** PROVIDED ENTRIES **
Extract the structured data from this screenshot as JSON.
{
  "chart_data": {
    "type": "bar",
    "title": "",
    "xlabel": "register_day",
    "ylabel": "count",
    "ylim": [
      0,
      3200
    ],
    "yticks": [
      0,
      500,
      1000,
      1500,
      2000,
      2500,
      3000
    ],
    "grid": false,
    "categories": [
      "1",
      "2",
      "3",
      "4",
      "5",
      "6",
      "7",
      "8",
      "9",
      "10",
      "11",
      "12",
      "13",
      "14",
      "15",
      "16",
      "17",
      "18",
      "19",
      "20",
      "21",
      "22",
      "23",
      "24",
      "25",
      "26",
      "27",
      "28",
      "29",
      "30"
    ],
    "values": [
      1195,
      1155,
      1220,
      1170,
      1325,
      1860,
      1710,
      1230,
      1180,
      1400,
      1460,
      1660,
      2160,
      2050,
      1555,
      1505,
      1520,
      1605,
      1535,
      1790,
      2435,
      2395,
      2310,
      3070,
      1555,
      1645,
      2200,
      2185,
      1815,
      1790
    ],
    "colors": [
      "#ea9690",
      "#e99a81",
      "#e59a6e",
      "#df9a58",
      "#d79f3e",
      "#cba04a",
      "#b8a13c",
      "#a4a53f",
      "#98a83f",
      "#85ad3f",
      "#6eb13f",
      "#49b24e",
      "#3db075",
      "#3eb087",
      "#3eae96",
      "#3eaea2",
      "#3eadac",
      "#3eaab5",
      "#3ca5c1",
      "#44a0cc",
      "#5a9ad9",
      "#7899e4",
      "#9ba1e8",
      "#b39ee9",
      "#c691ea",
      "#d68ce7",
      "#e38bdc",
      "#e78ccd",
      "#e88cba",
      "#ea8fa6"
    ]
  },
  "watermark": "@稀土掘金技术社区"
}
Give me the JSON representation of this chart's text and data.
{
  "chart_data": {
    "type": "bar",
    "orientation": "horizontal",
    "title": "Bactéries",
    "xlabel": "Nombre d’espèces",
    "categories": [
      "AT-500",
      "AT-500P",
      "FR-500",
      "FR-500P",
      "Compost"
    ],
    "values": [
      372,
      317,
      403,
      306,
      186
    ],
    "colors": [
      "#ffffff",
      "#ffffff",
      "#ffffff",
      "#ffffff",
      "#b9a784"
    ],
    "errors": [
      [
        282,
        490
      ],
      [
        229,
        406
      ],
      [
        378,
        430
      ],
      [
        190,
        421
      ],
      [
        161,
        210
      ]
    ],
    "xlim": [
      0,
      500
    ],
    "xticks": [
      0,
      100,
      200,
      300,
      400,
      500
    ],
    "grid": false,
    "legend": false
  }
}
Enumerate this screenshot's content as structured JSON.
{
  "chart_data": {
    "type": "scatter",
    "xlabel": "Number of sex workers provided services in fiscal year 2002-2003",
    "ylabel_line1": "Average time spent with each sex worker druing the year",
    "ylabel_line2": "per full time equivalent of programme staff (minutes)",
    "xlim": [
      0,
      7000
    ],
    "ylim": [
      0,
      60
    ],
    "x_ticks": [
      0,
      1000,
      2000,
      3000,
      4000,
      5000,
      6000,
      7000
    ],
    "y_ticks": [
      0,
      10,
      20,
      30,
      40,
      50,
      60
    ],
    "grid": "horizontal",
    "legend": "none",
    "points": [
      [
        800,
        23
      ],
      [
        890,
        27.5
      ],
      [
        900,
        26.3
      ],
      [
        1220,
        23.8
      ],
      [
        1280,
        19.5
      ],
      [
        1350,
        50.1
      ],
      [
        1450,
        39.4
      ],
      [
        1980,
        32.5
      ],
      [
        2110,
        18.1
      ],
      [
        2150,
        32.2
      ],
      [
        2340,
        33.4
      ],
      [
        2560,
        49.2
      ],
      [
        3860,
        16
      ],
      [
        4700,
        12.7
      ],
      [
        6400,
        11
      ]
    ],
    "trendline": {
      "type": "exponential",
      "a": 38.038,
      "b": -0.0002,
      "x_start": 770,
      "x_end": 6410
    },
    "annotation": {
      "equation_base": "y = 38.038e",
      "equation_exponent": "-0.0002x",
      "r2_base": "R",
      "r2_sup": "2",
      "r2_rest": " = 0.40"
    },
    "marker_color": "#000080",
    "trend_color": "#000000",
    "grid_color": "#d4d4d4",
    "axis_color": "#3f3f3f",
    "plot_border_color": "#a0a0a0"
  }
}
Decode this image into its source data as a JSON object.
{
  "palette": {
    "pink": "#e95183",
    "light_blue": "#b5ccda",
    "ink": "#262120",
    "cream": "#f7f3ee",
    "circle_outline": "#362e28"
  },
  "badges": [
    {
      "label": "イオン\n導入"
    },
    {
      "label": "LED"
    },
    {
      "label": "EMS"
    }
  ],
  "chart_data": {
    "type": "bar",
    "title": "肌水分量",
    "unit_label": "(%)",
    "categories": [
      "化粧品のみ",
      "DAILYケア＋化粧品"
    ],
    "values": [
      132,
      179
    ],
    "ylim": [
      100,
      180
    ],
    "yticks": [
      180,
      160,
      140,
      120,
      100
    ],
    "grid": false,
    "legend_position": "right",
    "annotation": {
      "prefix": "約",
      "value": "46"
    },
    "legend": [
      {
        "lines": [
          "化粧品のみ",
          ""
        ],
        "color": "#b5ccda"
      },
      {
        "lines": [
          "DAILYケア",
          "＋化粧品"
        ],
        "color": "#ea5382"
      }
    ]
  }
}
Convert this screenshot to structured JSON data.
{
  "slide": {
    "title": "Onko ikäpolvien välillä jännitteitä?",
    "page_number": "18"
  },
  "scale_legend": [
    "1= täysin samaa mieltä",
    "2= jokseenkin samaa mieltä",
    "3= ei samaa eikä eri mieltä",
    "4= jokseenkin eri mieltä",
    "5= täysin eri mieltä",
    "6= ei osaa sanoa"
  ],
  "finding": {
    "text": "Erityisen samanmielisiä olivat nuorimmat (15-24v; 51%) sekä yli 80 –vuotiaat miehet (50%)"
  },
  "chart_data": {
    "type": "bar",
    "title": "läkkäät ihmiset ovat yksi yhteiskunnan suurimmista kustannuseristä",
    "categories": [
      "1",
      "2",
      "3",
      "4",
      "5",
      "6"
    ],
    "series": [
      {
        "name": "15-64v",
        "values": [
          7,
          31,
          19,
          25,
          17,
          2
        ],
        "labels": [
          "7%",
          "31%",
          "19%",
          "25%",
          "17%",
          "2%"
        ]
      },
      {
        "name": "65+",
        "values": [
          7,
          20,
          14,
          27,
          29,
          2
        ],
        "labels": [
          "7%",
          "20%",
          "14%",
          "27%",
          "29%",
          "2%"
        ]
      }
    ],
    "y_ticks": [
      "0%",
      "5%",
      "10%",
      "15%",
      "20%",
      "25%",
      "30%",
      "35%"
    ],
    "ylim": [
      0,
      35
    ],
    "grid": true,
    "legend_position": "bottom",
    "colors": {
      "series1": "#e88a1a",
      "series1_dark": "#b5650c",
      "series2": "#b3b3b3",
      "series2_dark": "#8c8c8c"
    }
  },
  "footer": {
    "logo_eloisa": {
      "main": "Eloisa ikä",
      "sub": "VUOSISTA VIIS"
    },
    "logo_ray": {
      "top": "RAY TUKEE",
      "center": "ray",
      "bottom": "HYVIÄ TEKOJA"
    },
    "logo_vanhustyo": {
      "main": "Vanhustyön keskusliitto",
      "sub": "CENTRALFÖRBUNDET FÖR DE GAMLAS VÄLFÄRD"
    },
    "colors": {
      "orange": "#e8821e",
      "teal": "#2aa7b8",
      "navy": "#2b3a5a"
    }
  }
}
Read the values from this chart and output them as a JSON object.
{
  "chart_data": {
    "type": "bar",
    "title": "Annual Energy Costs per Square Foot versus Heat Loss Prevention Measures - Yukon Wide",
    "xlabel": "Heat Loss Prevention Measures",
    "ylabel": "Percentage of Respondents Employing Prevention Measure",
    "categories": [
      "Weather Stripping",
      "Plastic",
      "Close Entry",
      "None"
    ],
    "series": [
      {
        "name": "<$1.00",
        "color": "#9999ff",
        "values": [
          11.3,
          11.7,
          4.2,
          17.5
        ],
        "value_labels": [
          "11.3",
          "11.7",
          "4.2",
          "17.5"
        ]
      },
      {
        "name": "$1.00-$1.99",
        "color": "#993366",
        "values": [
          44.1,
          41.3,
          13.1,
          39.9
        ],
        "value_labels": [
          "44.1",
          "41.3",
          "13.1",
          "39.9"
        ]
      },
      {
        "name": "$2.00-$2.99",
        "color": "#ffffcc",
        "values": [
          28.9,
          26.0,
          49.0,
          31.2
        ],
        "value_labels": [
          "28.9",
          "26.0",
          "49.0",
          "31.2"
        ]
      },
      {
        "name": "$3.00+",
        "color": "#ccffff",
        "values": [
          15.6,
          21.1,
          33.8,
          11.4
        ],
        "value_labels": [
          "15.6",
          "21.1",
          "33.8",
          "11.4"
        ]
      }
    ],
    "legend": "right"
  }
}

** PROMPT **
Extract from the material all lines containing the string "text".

** FINAL ANSWER **
Give me the JSON representation of this chart's text and data.
    "text": "Erityisen samanmielisiä olivat nuorimmat (15-24v; 51%) sekä yli 80 –vuotiaat miehet (50%)"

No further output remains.